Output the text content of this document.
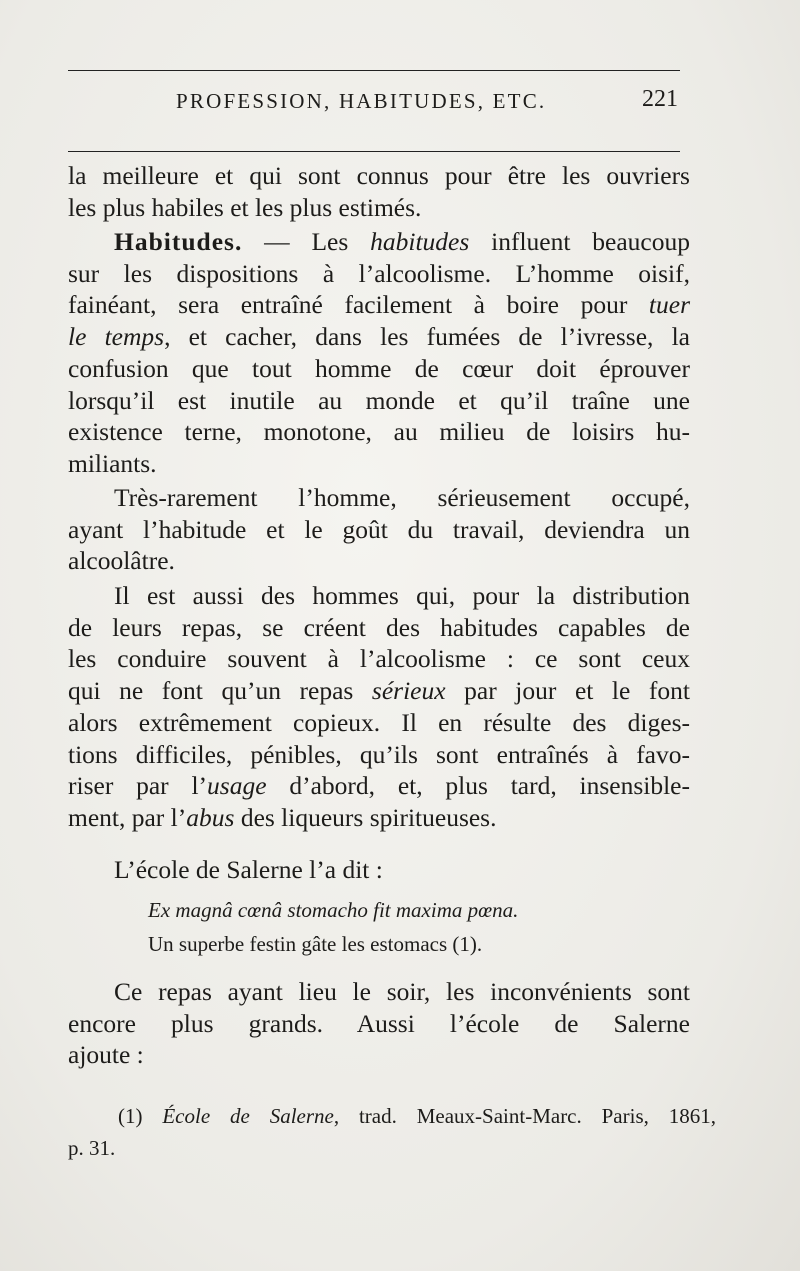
PROFESSION, HABITUDES, ETC.	221
la meilleure et qui sont connus pour être les ouvriers
les plus habiles et les plus estimés.
Habitudes. — Les habitudes influent beaucoup
sur les dispositions à l’alcoolisme. L’homme oisif,
fainéant, sera entraîné facilement à boire pour tuer
le temps, et cacher, dans les fumées de l’ivresse, la
confusion que tout homme de cœur doit éprouver
lorsqu’il est inutile au monde et qu’il traîne une
existence terne, monotone, au milieu de loisirs hu-
miliants.
Très-rarement l’homme, sérieusement occupé,
ayant l’habitude et le goût du travail, deviendra un
alcoolâtre.
Il est aussi des hommes qui, pour la distribution
de leurs repas, se créent des habitudes capables de
les conduire souvent à l’alcoolisme : ce sont ceux
qui ne font qu’un repas sérieux par jour et le font
alors extrêmement copieux. Il en résulte des diges-
tions difficiles, pénibles, qu’ils sont entraînés à favo-
riser par l’usage d’abord, et, plus tard, insensible-
ment, par l’abus des liqueurs spiritueuses.
L’école de Salerne l’a dit :
Ex magnâ cœnâ stomacho fit maxima pœna.
Un superbe festin gâte les estomacs (1).
Ce repas ayant lieu le soir, les inconvénients sont
encore plus grands. Aussi l’école de Salerne
ajoute :
(1) École de Salerne, trad. Meaux-Saint-Marc. Paris, 1861,
p. 31.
* * *
**Exercise requirements**
Every line of the data above should be quoted exactly. Omit the pictures.

**Response**
Output the text content of this document.
PROFESSION, HABITUDES, ETC.	221
la meilleure et qui sont connus pour être les ouvriers
les plus habiles et les plus estimés.
Habitudes. — Les habitudes influent beaucoup
sur les dispositions à l’alcoolisme. L’homme oisif,
fainéant, sera entraîné facilement à boire pour tuer
le temps, et cacher, dans les fumées de l’ivresse, la
confusion que tout homme de cœur doit éprouver
lorsqu’il est inutile au monde et qu’il traîne une
existence terne, monotone, au milieu de loisirs hu-
miliants.
Très-rarement l’homme, sérieusement occupé,
ayant l’habitude et le goût du travail, deviendra un
alcoolâtre.
Il est aussi des hommes qui, pour la distribution
de leurs repas, se créent des habitudes capables de
les conduire souvent à l’alcoolisme : ce sont ceux
qui ne font qu’un repas sérieux par jour et le font
alors extrêmement copieux. Il en résulte des diges-
tions difficiles, pénibles, qu’ils sont entraînés à favo-
riser par l’usage d’abord, et, plus tard, insensible-
ment, par l’abus des liqueurs spiritueuses.
L’école de Salerne l’a dit :
Ex magnâ cœnâ stomacho fit maxima pœna.
Un superbe festin gâte les estomacs (1).
Ce repas ayant lieu le soir, les inconvénients sont
encore plus grands. Aussi l’école de Salerne
ajoute :
(1) École de Salerne, trad. Meaux-Saint-Marc. Paris, 1861,
p. 31.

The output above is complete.